**Extrait du document:**
# # # # # # #

A l’inverse Segalen opèrera sorte d'ascèse intérieure, où il entend se dépouiller un moment de sa culture propre pour mieux saisir du dedans les coutumes et le monde intellectuels des autres. Tandis que les spécialistes courants de l'exotisme, n'oubliant jamais ce qu'ils sont, qui ils sont, ne cherchent qu'à exprimer leurs réactions devant le spectacle étranger, Segalen rêve d'exprimer la réaction du milieu étranger au contact du voyageur. Dans Les Immémoriaux, le récit sera attribué à un narrateur maori; dans les œuvres chinoises, il reprendra la parole parfois, mais en feignant d'adopter tout l'appareil de la culture chinoise. Cette méthode d'exotisme implique, outre la documentation préliminaire, un don de sympathie, d'empathie, qui permet au poète d'essayer d'épouser l'âme des peuples sans renoncer à traduire sa propre vision. Dans ses notes, il insiste longuement sur cette théorie du « choc en retour » dont il fait le fondement de son approche personnelle de l'Autre et dont il cherche, dans l'œuvre littéraire, la réalisation formelle :
On a pu dire ainsi que Segalen était en définitive moins nomade que sédentaire et qu’il renversait les rôles imposés: montrant dans son Essai sur l'exotisme en particulier, l'action du paysage, du milieu, des êtres, sur le voyageur. Le voyage de Segalen est réceptif. L'auteur s'engage d'entrée de jeu à tenir une position "à rebours" des grandes figures de l'exotisme:
« Dire, non plus la réaction du milieu sur le voyageur mais celle du voyageur sur le milieu ». (...) « L'apostrophe du milieu au voyageur, de l'Exotique à l'Exote pénètre, l'assaille, le réveille et le trouble. » (Essai sur l’exotisme. pp. 18-21)
« Donc, ni Loti, ni Saint-Pol Roux, ni Claudel. Autre chose! Autre que ceux-là! Mais une vraie trouvaille doit être simple... et d'abord, pourquoi tout simplement, en vérité, ne pas prendre le contre-pied de ceux-là dont je me défends? Pourquoi ne pas tenter la contre-épreuve? Ils ont dit ce qu'ils ont vu, ce qu'ils ont senti en présence des choses et des gens inattendus dont ils allaient chercher le choc. Ont-ils révélé ce que ces choses et ces gens pensaient en eux-mêmes et d'eux? Car il y a peut-être du voyageur au spectacle, un autre choix en retour dont vibre ce qu'il voit. »
« Par son intervention parfois si malencontreuse, si aventurière (surtout aux vénérables lieux silencieux et clos), est-ce qu'il ne va pas perturber le champ d'équilibre établi depuis des siècles? Est-ce qu'il ne manifestera pas autour de lui, en raison de son attitude, soit hostile, soit recueillie, des défiances ou des attirances?... Tout cela, réaction non plus du milieu sur les voyageurs, mais des voyageurs sur le milieu vivant, j'ai tenté de l'exprimer pour la race maorie ».

# # # # # # #

**Objectif énoncé a:**
Pourriez-vous renvoyer telles quelles les lignes des enregistrements, de leur toute première ligne jusqu'à celle qui contient "y-tick-label: 6000: [35, 103, 61, 112]", celle-ci comprise ?

**Données fournies:**
# # # # # # #

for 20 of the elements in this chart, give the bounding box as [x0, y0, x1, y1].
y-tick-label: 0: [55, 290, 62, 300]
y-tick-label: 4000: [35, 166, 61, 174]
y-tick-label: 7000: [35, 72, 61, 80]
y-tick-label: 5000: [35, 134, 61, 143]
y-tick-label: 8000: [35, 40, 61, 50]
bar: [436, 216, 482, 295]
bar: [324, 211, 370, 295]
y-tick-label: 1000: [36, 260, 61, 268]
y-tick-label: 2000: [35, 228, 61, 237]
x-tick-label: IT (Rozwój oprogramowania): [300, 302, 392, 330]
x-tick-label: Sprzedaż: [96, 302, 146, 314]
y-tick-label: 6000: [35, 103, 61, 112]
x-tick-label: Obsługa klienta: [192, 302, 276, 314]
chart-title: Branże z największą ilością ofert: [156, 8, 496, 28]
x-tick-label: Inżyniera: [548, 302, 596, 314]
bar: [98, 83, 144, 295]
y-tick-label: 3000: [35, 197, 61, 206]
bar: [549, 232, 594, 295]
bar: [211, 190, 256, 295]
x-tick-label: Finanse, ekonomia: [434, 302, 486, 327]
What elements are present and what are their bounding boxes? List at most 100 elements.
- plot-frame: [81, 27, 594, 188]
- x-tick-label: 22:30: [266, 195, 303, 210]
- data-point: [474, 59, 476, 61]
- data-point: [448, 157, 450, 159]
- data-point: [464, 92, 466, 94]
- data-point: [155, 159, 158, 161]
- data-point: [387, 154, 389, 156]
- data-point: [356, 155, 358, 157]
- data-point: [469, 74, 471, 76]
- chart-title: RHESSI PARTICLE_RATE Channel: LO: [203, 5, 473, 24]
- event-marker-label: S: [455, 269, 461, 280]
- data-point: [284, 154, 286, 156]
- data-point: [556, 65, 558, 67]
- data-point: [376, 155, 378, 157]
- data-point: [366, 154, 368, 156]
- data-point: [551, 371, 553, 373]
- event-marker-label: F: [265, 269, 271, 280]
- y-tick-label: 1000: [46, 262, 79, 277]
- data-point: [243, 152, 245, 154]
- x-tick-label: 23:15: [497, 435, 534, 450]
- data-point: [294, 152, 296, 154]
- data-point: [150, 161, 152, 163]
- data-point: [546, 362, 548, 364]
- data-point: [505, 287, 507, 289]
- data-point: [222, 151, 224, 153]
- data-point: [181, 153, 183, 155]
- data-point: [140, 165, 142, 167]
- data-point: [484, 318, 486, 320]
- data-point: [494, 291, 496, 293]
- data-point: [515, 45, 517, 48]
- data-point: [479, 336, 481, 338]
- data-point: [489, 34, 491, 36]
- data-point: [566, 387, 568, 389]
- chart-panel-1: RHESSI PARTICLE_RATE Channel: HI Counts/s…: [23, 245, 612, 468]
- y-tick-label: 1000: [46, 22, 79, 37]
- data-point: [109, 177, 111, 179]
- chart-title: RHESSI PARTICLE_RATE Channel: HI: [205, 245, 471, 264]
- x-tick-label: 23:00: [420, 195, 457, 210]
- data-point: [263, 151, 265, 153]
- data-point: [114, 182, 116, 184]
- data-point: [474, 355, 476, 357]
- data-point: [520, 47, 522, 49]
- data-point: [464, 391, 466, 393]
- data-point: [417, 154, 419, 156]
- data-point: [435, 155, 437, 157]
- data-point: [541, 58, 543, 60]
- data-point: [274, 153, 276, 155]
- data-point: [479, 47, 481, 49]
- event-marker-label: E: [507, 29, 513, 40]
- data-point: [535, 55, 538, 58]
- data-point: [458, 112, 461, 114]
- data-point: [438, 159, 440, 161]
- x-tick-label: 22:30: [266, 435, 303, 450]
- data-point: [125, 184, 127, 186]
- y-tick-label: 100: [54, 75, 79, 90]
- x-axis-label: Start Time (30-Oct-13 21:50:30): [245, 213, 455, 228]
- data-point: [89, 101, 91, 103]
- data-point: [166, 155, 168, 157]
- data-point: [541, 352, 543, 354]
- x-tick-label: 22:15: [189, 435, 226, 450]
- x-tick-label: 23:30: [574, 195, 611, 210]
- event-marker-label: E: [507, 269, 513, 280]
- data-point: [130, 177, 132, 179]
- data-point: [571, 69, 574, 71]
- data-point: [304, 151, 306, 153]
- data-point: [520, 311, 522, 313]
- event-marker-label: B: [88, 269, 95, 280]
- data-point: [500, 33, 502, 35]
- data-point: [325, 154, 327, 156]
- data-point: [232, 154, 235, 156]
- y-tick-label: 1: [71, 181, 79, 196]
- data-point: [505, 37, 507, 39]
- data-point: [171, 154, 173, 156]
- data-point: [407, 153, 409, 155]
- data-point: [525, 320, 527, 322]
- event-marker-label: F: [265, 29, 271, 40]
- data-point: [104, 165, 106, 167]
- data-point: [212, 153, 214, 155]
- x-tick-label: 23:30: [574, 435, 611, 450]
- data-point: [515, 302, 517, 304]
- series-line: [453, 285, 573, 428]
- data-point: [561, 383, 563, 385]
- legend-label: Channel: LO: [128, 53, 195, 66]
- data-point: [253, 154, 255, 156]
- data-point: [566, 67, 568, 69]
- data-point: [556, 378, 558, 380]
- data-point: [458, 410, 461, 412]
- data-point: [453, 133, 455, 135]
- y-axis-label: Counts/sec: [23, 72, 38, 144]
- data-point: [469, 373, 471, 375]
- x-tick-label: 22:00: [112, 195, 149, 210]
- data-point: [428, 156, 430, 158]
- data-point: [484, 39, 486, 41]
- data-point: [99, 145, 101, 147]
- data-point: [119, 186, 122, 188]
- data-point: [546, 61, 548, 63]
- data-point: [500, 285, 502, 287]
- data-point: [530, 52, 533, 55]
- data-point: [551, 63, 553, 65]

# # # # # # #

**Objectif énoncé b:**
Pouvez-vous poursuivre l'extrait sur l'exotisme selon Segalen à partir de sa dernière phrase ?

**Bonne réponse a:**
for 20 of the elements in this chart, give the bounding box as [x0, y0, x1, y1].
y-tick-label: 0: [55, 290, 62, 300]
y-tick-label: 4000: [35, 166, 61, 174]
y-tick-label: 7000: [35, 72, 61, 80]
y-tick-label: 5000: [35, 134, 61, 143]
y-tick-label: 8000: [35, 40, 61, 50]
bar: [436, 216, 482, 295]
bar: [324, 211, 370, 295]
y-tick-label: 1000: [36, 260, 61, 268]
y-tick-label: 2000: [35, 228, 61, 237]
x-tick-label: IT (Rozwój oprogramowania): [300, 302, 392, 330]
x-tick-label: Sprzedaż: [96, 302, 146, 314]
y-tick-label: 6000: [35, 103, 61, 112]

**Bonne réponse b:**
On comprend mieux, dès lors, l'hostilité de Segalen envers deux anti-exotes : le colon et le touriste. A propos du premier il écrit, en 1909, alors que les visées coloniales de la France sur le Maroc, par exemple, se précisent singulièrement :
« Déblaiement : le Colon, le Fonctionnaire colonial ne sont rien moins que des Exotes ! Le premier surgit avec le désir du commerce indigène le plus commercial. Pour lui, le Divers n'existe qu'en tant qu'il lui servira de moyen de gruger. Quant à l'autre, la notion même d'une administration centralisée, de lois bonnes à tous et qu'il doit appliquer, lui fausse d'emblée tout jugement, le rend sourd aux disharmonies (ou harmonies du Divers). » (E.E., p. 40)
Sa haine pour les touristes, pour ceux qu'il nomme « les proxénètes de la Sensation du Divers », n'en est pas moins forte. Il prévoyait d'écrire sur eux un essai intitulé Troupeaux errants où il aurait décrit leurs mœurs : comment, « au milieu des pires vitesses et des pires éloignements ils retrouvent leurs bas de laine, leurs économies, leurs fauteuils et leurs siestes ». Mais aussi « les modifications qu'ils entraînent avec eux. Leurs dégâts. Les rognures ». On mesure là tout ce qui sépare Segalen de l'idéologie dominante d'une époque.
—« Deux jours de grains, de tangage étourdissant. La coque vibre sous les paquets de mer écrasés à l'avant; un désarroi du sens des attitudes: parfois l'on pèse, l'on pèse... l'instant d'après l'on semble voltiger. Néanmoins l'intérieur se déserte, et le promenoir se peuple d'une file de chaises longues, ou pâles, verdâtres, glauques comme la mer qui les bouleverse, des faces languissent indéfiniment. Et ce luxe voyageur, cet art de tourisme, ce mobilier de sleeping, ces livrées d'hôtel, tout vous devient insupportablement nauséeux ».
Outre le travail scientifique de documentation, l’exorcisme qui le mettra à l’abri de l’administrateur, du colon et du touriste, sera la « rencontre « avec un peintre.
Les milieux symbolistes du Mercure de France avaient attiré l'attention de Segalen avant son départ sur l'existence de Gauguin en Polynésie. Le peintre avait déjà sa légende, celle d’une vie et d’une œuvre conçues comme un monument élevé à la gloire d’un peuple dont le maître-mot avait été la joie. «Je puis dire n'avoir rien vu du pays et de ses Maoris avant d'avoir parcouru et presque vécu les croquis de Gauguin» (à Monfreid, le 29 novembre1903).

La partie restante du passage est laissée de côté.